-- Begin MATERIAL --

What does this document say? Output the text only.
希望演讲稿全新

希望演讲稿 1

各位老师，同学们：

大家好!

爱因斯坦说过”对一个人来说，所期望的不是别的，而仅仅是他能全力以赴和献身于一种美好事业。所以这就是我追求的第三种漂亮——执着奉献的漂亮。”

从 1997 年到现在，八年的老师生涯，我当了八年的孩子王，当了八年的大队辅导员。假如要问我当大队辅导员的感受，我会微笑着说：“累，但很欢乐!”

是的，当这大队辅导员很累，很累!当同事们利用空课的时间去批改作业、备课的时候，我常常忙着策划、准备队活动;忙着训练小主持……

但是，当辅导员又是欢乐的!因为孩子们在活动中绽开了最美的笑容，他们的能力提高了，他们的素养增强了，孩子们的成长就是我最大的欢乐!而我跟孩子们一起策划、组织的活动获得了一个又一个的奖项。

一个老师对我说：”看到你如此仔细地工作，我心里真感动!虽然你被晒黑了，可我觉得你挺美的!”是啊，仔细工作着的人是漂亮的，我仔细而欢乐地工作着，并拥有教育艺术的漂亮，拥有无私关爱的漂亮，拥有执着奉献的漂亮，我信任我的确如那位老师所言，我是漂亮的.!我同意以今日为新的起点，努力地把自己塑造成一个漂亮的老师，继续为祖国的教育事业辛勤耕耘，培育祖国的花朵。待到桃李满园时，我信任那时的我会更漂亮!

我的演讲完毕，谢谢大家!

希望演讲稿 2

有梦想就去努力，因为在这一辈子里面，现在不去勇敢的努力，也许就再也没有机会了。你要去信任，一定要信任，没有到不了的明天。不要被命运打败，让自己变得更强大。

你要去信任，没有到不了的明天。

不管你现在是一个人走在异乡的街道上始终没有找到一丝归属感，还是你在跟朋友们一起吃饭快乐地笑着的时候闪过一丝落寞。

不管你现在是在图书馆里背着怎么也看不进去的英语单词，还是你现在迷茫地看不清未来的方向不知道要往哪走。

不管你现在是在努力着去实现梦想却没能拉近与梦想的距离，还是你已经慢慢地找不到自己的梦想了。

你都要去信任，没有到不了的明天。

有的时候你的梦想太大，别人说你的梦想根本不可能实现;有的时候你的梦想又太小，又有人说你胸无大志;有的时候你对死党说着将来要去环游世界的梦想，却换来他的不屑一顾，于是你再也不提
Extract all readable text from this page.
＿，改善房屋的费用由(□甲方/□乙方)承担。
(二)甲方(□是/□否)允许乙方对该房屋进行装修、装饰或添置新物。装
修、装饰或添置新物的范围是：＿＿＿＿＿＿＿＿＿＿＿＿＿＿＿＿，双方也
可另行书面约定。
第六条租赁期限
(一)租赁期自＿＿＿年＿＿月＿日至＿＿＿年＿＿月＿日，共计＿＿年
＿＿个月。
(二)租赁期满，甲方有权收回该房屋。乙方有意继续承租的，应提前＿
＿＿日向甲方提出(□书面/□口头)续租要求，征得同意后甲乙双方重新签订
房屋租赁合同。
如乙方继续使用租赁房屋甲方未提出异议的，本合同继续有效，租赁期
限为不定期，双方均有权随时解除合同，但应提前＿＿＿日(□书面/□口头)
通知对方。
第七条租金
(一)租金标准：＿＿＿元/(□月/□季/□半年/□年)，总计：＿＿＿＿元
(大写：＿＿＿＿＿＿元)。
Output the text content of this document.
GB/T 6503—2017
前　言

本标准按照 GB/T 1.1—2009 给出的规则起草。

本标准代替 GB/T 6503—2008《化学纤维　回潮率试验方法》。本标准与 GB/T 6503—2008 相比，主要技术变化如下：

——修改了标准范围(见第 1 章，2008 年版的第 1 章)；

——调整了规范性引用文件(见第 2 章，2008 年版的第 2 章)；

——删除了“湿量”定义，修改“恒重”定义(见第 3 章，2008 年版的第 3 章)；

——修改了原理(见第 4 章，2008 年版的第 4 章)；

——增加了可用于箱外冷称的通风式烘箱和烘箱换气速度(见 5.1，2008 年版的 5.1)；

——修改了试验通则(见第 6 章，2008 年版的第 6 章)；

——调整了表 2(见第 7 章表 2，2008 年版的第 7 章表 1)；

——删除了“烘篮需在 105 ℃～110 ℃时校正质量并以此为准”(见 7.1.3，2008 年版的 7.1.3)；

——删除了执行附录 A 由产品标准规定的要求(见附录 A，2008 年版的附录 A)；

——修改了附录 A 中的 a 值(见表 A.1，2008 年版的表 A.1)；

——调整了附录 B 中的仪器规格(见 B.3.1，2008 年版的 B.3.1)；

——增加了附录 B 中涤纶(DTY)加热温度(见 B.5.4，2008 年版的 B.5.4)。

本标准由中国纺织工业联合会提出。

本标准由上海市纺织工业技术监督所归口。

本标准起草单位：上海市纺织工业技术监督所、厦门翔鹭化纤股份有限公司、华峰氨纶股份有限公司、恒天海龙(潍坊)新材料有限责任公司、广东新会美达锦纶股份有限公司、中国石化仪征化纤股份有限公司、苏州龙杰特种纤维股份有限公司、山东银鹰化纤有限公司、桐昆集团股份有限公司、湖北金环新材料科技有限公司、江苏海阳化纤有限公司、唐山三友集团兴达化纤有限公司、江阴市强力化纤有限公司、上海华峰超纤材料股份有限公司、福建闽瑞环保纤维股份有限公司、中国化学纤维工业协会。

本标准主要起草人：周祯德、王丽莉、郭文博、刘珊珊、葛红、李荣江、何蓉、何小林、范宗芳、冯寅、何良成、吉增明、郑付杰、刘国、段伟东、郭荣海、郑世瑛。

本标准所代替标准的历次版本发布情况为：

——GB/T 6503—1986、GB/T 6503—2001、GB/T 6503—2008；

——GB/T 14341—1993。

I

-- End MATERIAL --

TO DO => Report every line containing the word "this" from the listing above.

OUTPUT OF THE EXERCISE =>
What does this document say? Output the text only.
Extract all readable text from this page.
Output the text content of this document.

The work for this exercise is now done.